Passage fourni =
A titre subsidiaire :

— Dire et juger qu’aucune pratique anticoncurrentielle consistant en l’exploitation abusive d’un état de dépendance économique n’est établie et n’est imputable à la société B C France SAS,

— Dire et juger en conséquence que la demande d’indemnisation de la société Z X est infondée,

— Dire et juger que les préjudices allégués par la société Z X du fait d’une prétendue exploitation abusive d’un état de dépendance économique ne sont pas démontrés,

— Rejeter en conséquence les demandes d’indemnisation de la société Z X liées à la prétendue existence d’une exploitation abusive d’un état de dépendance économique,

— Dire et juger qu’aucune violence de nature à vicier le consentement de la société Z X n’est établie et imputable à la société B C France SAS,

— Dire et juger que la demande de nullité de l’article 2.1 du protocole transactionnel n’est pas fondée,

— Dire et juger que le préjudice allégué par la société Z X du fait de la prétendue existence d’un vice de son consentement n’est pas démontré,

— Rejeter en conséquence les demandes de Z X de nullité de l’article 2.1 du protocole transactionnel et d’indemnisation relatives à l’existence d’un vice du consentement.

En tout état de cause :

— Condamner la société Z X à régler à la société B C France SAS la somme de 11 500 euros au titre de l’article 700 du Code de procédure civile,

— Condamner la société Z X à supporter les entiers dépens dont distraction au profit de la SELARL LEXAVOUE PARIS-VERSAILLES.

***

La cour renvoie à la décision entreprise et aux conclusions susvisées pour un exposé détaillé du litige et des prétentions des parties, conformément à l’article 455 du code de procédure civile.

SUR CE, LA COUR,

Sur la demande de dommages-intérêts fondée sur la rupture brutale des relations commerciales

La société Z X soutient que le contrat de prestations de logistique et d’entreposage des produits B C à destination des vétérinaires a été brutalement rompu par la société B C, dans sa lettre du 26 juin 2016 notifiant la rupture moyennant un préavis de 6 mois, selon elle insuffisant au vu de la durée de leurs relations commerciales de 33 ans et de l’état de dépendance économique dans lequel elle se trouvait. Elle précise que ce n’est que parce que la société B C connaissait le caractère brutal de la rupture opérée qu’elle aurait accepté de poursuivre les prestations, de manière sporadique, jusqu’au 31 décembre 2017. Elle ajoute qu’elle a réalisé des investissements importants à la demande de B C et ce dans un contexte de nantissement de ses parts sociales, le tout caractérisant sa dépendance économique. Elle réclame la somme de 200 000 euros au regard de sa marge brute annuelle .

La société B C fait valoir que le préavis accordé de 18 mois était suffisant. Elle conteste l’état de dépendance économique allégué. Elle soutient que les investissements allégués non pas été réalisés à sa demande et qu’il n’est pas justifié qu’ils n’ont pas été amortis. Elle précise n’avoir pu opérer à des commandes courant juillet et août 2017 en raison d’une ciber-attaque de son système informatique.

Données brutes =
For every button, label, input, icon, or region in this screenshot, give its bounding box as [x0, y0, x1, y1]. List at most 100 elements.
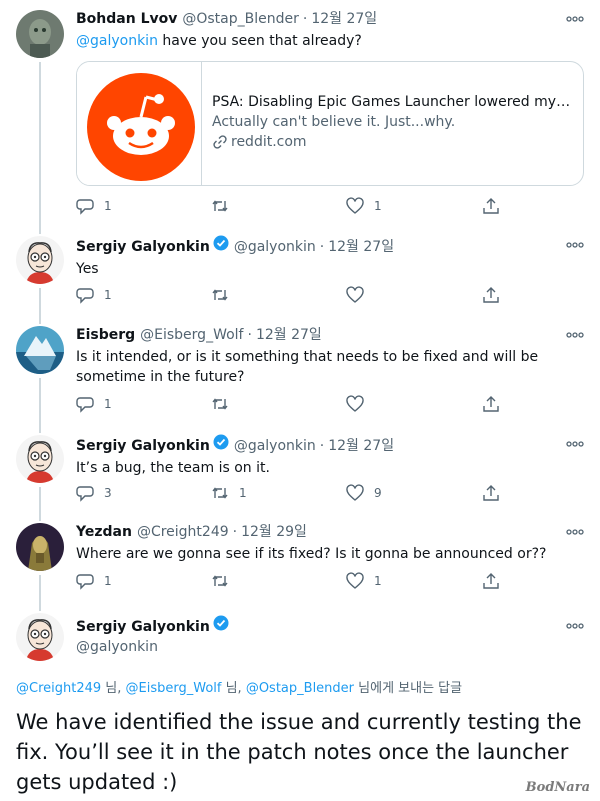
author-name[interactable]: Sergiy Galyonkin	[76, 436, 210, 456]
reply-icon	[76, 288, 94, 304]
tweet-header: Sergiy Galyonkin @galyonkin · 12월 27일	[76, 434, 584, 456]
card-thumbnail	[77, 62, 202, 185]
reply-button[interactable]: 1	[76, 197, 112, 215]
verified-icon	[213, 235, 229, 251]
share-button[interactable]	[482, 572, 500, 590]
author-name[interactable]: Bohdan Lvov	[76, 9, 177, 29]
more-icon[interactable]	[566, 623, 584, 629]
tweet-date[interactable]: 12월 27일	[256, 325, 322, 345]
like-button[interactable]: 1	[346, 197, 382, 215]
thread-line	[39, 575, 41, 601]
like-button[interactable]: 1	[346, 572, 382, 590]
thread-line	[39, 62, 41, 226]
thread-line	[39, 601, 41, 611]
reply-count: 3	[104, 486, 112, 500]
tweet-date[interactable]: 12월 27일	[328, 436, 394, 456]
separator: ·	[232, 524, 238, 540]
thread-line	[39, 226, 41, 234]
author-handle[interactable]: @Eisberg_Wolf	[140, 325, 243, 345]
like-button[interactable]	[346, 286, 374, 304]
retweet-icon	[212, 200, 228, 212]
retweet-icon	[212, 487, 228, 499]
tweet-header: Sergiy Galyonkin @galyonkin · 12월 27일	[76, 235, 584, 257]
author-handle[interactable]: @galyonkin	[76, 637, 158, 657]
author-handle[interactable]: @Ostap_Blender	[182, 9, 299, 29]
tweet-date[interactable]: 12월 27일	[311, 9, 377, 29]
author-handle[interactable]: @galyonkin	[234, 436, 316, 456]
retweet-button[interactable]	[211, 395, 239, 413]
tweet-eisberg[interactable]: Eisberg @Eisberg_Wolf · 12월 27일 Is it in…	[0, 316, 600, 425]
thread-line	[39, 487, 41, 513]
author-handle[interactable]: @galyonkin	[234, 237, 316, 257]
like-icon	[346, 395, 364, 412]
like-button[interactable]	[346, 395, 374, 413]
more-icon[interactable]	[566, 441, 584, 447]
card-title: PSA: Disabling Epic Games Launcher lower…	[212, 94, 573, 110]
share-button[interactable]	[482, 197, 500, 215]
share-button[interactable]	[482, 395, 500, 413]
thread-line	[39, 378, 41, 425]
retweet-button[interactable]	[211, 572, 239, 590]
mention-link[interactable]: @Eisberg_Wolf	[126, 681, 222, 696]
reply-button[interactable]: 1	[76, 286, 112, 304]
mention-link[interactable]: @galyonkin	[76, 33, 158, 49]
verified-icon	[213, 434, 229, 450]
tweet-date[interactable]: 12월 29일	[241, 522, 307, 542]
link-card[interactable]: PSA: Disabling Epic Games Launcher lower…	[76, 61, 584, 186]
tweet-header: Eisberg @Eisberg_Wolf · 12월 27일	[76, 325, 584, 345]
mention-link[interactable]: @Creight249	[16, 681, 101, 696]
avatar[interactable]	[16, 236, 64, 284]
tweet-header: Bohdan Lvov @Ostap_Blender · 12월 27일	[76, 9, 584, 29]
tweet-text: Yes	[76, 261, 99, 277]
more-icon[interactable]	[566, 332, 584, 338]
retweet-button[interactable]: 1	[211, 484, 247, 502]
watermark: BodNara	[525, 780, 590, 795]
avatar[interactable]	[16, 10, 64, 58]
separator: ·	[319, 438, 325, 454]
like-count: 9	[374, 486, 382, 500]
more-icon[interactable]	[566, 529, 584, 535]
separator: ·	[319, 239, 325, 255]
main-tweet-text: We have identified the issue and current…	[16, 710, 582, 794]
share-button[interactable]	[482, 484, 500, 502]
tweet-sergiy-bug[interactable]: Sergiy Galyonkin @galyonkin · 12월 27일 It…	[0, 425, 600, 513]
author-name[interactable]: Sergiy Galyonkin	[76, 617, 210, 637]
like-button[interactable]: 9	[346, 484, 382, 502]
tweet-date[interactable]: 12월 27일	[328, 237, 394, 257]
thread-line	[39, 513, 41, 521]
tweet-sergiy-yes[interactable]: Sergiy Galyonkin @galyonkin · 12월 27일 Ye…	[0, 226, 600, 316]
author-name[interactable]: Eisberg	[76, 325, 135, 345]
mention-link[interactable]: @Ostap_Blender	[246, 681, 354, 696]
retweet-button[interactable]	[211, 197, 239, 215]
reply-button[interactable]: 1	[76, 395, 112, 413]
retweet-button[interactable]	[211, 286, 239, 304]
thread-line	[39, 316, 41, 324]
avatar[interactable]	[16, 435, 64, 483]
link-icon	[213, 135, 227, 149]
author-name[interactable]: Yezdan	[76, 522, 132, 542]
author-handle-line: @galyonkin	[76, 637, 584, 657]
reply-icon	[76, 574, 94, 590]
card-domain: reddit.com	[212, 132, 573, 152]
share-icon	[483, 198, 499, 214]
thread-line	[39, 425, 41, 433]
tweet-yezdan[interactable]: Yezdan @Creight249 · 12월 29일 Where are w…	[0, 513, 600, 601]
tweet-text: Where are we gonna see if its fixed? Is …	[76, 546, 547, 562]
author-name[interactable]: Sergiy Galyonkin	[76, 237, 210, 257]
like-icon	[346, 286, 364, 303]
avatar[interactable]	[16, 613, 64, 661]
share-button[interactable]	[482, 286, 500, 304]
reply-button[interactable]: 1	[76, 572, 112, 590]
more-icon[interactable]	[566, 16, 584, 22]
author-handle[interactable]: @Creight249	[137, 522, 229, 542]
reply-button[interactable]: 3	[76, 484, 112, 502]
thread-line	[39, 288, 41, 316]
avatar[interactable]	[16, 326, 64, 374]
retweet-icon	[212, 289, 228, 301]
separator: ·	[302, 11, 308, 27]
replying-to: @Creight249 님, @Eisberg_Wolf 님, @Ostap_B…	[16, 681, 463, 696]
avatar[interactable]	[16, 523, 64, 571]
more-icon[interactable]	[566, 242, 584, 248]
reply-count: 1	[104, 288, 112, 302]
tweet-bohdan[interactable]: Bohdan Lvov @Ostap_Blender · 12월 27일 @ga…	[0, 0, 600, 226]
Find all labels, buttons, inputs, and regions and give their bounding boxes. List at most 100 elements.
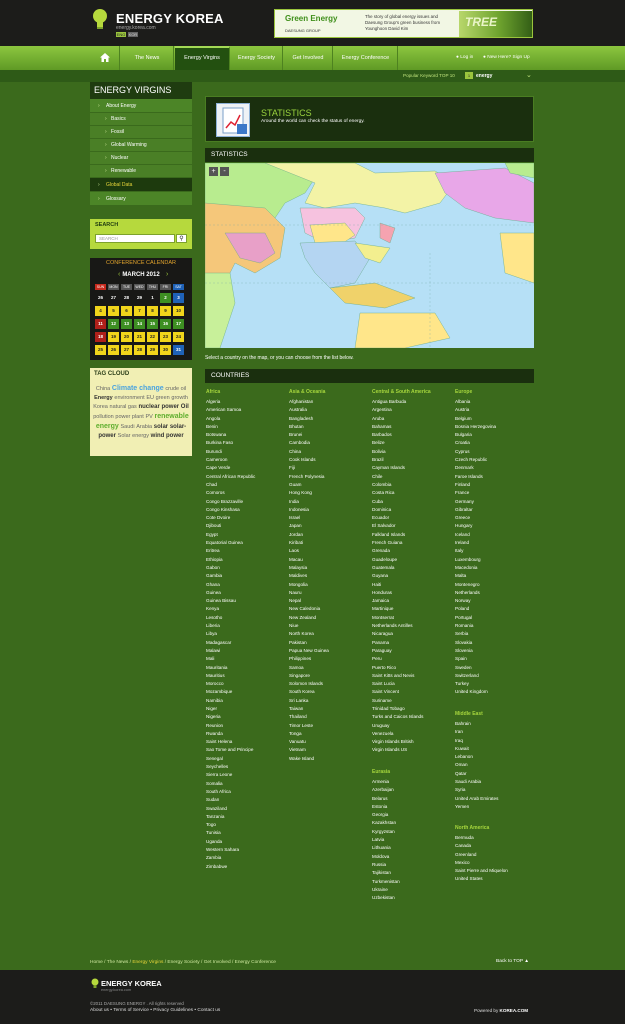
country-link[interactable]: Hungary (455, 522, 535, 530)
country-link[interactable]: Virgin Islands US (372, 746, 452, 754)
country-link[interactable]: Cuba (372, 498, 452, 506)
country-link[interactable]: Lithuania (372, 844, 452, 852)
calendar-day[interactable]: 26 (108, 345, 119, 355)
country-link[interactable]: Belize (372, 439, 452, 447)
signup-link[interactable]: ● New Here? Sign Up (483, 55, 530, 60)
country-link[interactable]: New Caledonia (289, 605, 369, 613)
calendar-day[interactable]: 28 (134, 345, 145, 355)
powered-by-brand[interactable]: KOREA.COM (500, 1008, 529, 1013)
sidebar-item-basics[interactable]: › Basics (90, 113, 192, 126)
breadcrumb-item[interactable]: The News (107, 960, 129, 965)
country-link[interactable]: Papua New Guinea (289, 647, 369, 655)
country-link[interactable]: Iraq (455, 737, 535, 745)
country-link[interactable]: Tajikistan (372, 869, 452, 877)
tag-link[interactable]: Energy (94, 395, 113, 401)
country-link[interactable]: Bahrain (455, 720, 535, 728)
sidebar-item-global-data[interactable]: › Global Data (90, 178, 192, 192)
calendar-day[interactable]: 13 (121, 319, 132, 329)
country-link[interactable]: Equatorial Guinea (206, 539, 286, 547)
country-link[interactable]: Chile (372, 473, 452, 481)
country-link[interactable]: Paraguay (372, 647, 452, 655)
country-link[interactable]: Colombia (372, 481, 452, 489)
country-link[interactable]: United States (455, 875, 535, 883)
sidebar-item-global-warming[interactable]: › Global Warming (90, 139, 192, 152)
country-link[interactable]: Philippines (289, 655, 369, 663)
country-link[interactable]: Finland (455, 481, 535, 489)
country-link[interactable]: South Africa (206, 788, 286, 796)
calendar-day[interactable]: 20 (121, 332, 132, 342)
country-link[interactable]: Faroe Islands (455, 473, 535, 481)
country-link[interactable]: Yemen (455, 803, 535, 811)
country-link[interactable]: El Salvador (372, 522, 452, 530)
country-link[interactable]: Bangladesh (289, 415, 369, 423)
calendar-day[interactable]: 9 (160, 306, 171, 316)
country-link[interactable]: Lesotho (206, 614, 286, 622)
calendar-day[interactable]: 21 (134, 332, 145, 342)
country-link[interactable]: Australia (289, 406, 369, 414)
country-link[interactable]: Germany (455, 498, 535, 506)
calendar-day[interactable]: 5 (108, 306, 119, 316)
country-link[interactable]: Egypt (206, 531, 286, 539)
country-link[interactable]: Bolivia (372, 448, 452, 456)
country-link[interactable]: Greenland (455, 851, 535, 859)
country-link[interactable]: France (455, 489, 535, 497)
country-link[interactable]: Kenya (206, 605, 286, 613)
tag-link[interactable]: growth (171, 395, 188, 401)
country-link[interactable]: Antigua Barbuda (372, 398, 452, 406)
country-link[interactable]: Croatia (455, 439, 535, 447)
country-link[interactable]: Djibouti (206, 522, 286, 530)
country-link[interactable]: Gibraltar (455, 506, 535, 514)
tag-link[interactable]: EU (146, 395, 154, 401)
country-link[interactable]: South Korea (289, 688, 369, 696)
country-link[interactable]: Ecuador (372, 514, 452, 522)
country-link[interactable]: United Kingdom (455, 688, 535, 696)
country-link[interactable]: Somalia (206, 780, 286, 788)
country-link[interactable]: Vanuatu (289, 738, 369, 746)
country-link[interactable]: Saint Vincent (372, 688, 452, 696)
calendar-day[interactable]: 24 (173, 332, 184, 342)
green-energy-banner[interactable]: Green Energy DAESUNG GROUP The story of … (274, 9, 533, 38)
country-link[interactable]: Malaysia (289, 564, 369, 572)
country-link[interactable]: Congo Kinshasa (206, 506, 286, 514)
country-link[interactable]: Jamaica (372, 597, 452, 605)
calendar-day[interactable]: 26 (95, 293, 106, 303)
tag-link[interactable]: environment (114, 395, 144, 401)
tag-link[interactable]: crude oil (165, 386, 186, 392)
country-link[interactable]: Bermuda (455, 834, 535, 842)
country-link[interactable]: Martinique (372, 605, 452, 613)
country-link[interactable]: Gambia (206, 572, 286, 580)
country-link[interactable]: Sao Tome and Principe (206, 746, 286, 754)
country-link[interactable]: Nigeria (206, 713, 286, 721)
sidebar-item-nuclear[interactable]: › Nuclear (90, 152, 192, 165)
country-link[interactable]: Fiji (289, 464, 369, 472)
calendar-day[interactable]: 15 (147, 319, 158, 329)
country-link[interactable]: Ireland (455, 539, 535, 547)
country-link[interactable]: Estonia (372, 803, 452, 811)
country-link[interactable]: Kyrgyzstan (372, 828, 452, 836)
country-link[interactable]: Uzbekistan (372, 894, 452, 902)
site-logo-title[interactable]: ENERGY KOREA (116, 11, 224, 26)
country-link[interactable]: Wake Island (289, 755, 369, 763)
tag-link[interactable]: green (156, 395, 170, 401)
country-link[interactable]: Gabon (206, 564, 286, 572)
calendar-day[interactable]: 28 (121, 293, 132, 303)
breadcrumb-item[interactable]: Home (90, 960, 103, 965)
calendar-next-icon[interactable]: › (166, 271, 168, 278)
country-link[interactable]: Maldives (289, 572, 369, 580)
breadcrumb-item[interactable]: Energy Conference (235, 960, 276, 965)
country-link[interactable]: Niger (206, 705, 286, 713)
country-link[interactable]: Israel (289, 514, 369, 522)
country-link[interactable]: Barbados (372, 431, 452, 439)
country-link[interactable]: India (289, 498, 369, 506)
country-link[interactable]: Seychelles (206, 763, 286, 771)
country-link[interactable]: Netherlands (455, 589, 535, 597)
nav-item-the-news[interactable]: The News (121, 46, 174, 70)
country-link[interactable]: Malta (455, 572, 535, 580)
chevron-down-icon[interactable]: ⌄ (526, 71, 532, 79)
footer-link[interactable]: Terms of Service (113, 1008, 149, 1013)
country-link[interactable]: Western Sahara (206, 846, 286, 854)
country-link[interactable]: Madagascar (206, 639, 286, 647)
country-link[interactable]: North Korea (289, 630, 369, 638)
footer-link[interactable]: Privacy Guidelines (153, 1008, 193, 1013)
country-link[interactable]: United Arab Emirates (455, 795, 535, 803)
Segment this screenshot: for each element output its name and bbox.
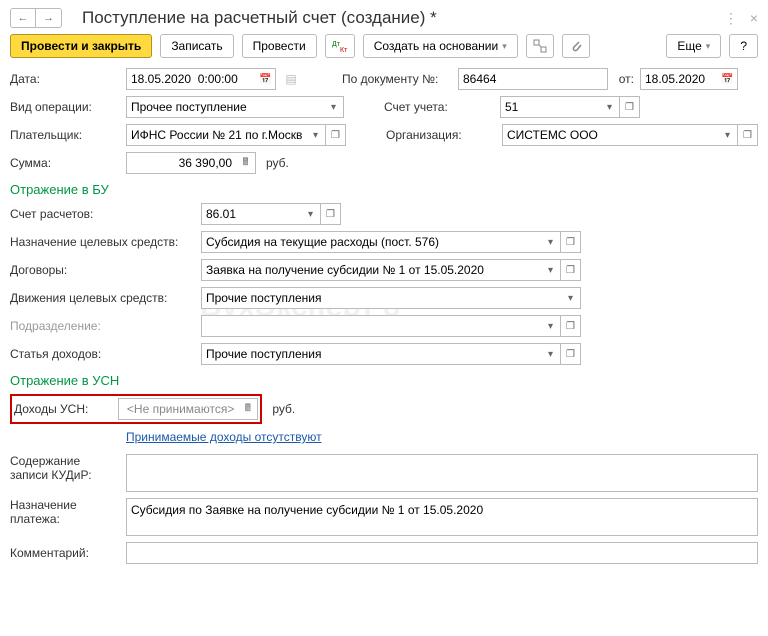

Consignes de l'exercice = Veuillez poursuivre l'extrait d'arrêt sur la rupture des relations commerciales entre Z X et B C France SAS, en reprenant juste après sa dernière phrase.

Réponse ci-dessous =
Sur ce,

L’article L. 442-6, I, 5° du code de commerce dans sa version antérieure à l’ordonnance n°2019-359 du 24 avril 2019 applicable au litige, dispose qu’engage la responsabilité de son auteur et l’oblige à réparer le préjudice causé le fait, par tout producteur, commerçant, industriel ou personne immatriculée au répertoire des métiers, de rompre brutalement, même partiellement, une relation commerciale établie, sans préavis écrit tenant compte de la durée de la relation commerciale et respectant la durée minimale de préavis déterminée, en référence aux usages du commerce, par des accords interprofessionnels.

Les parties ne contestent pas que la société B C a mis fin le 31 décembre 2017 a une relation commerciale établie avec la société Z X depuis au moins 29 ans, et portant dans les dernières années sur des prestations d’entreposage et de logistique d’échantillons de produits B C à destination des vétérinaires. Les parties s’opposent sur le caractère suffisant du préavis.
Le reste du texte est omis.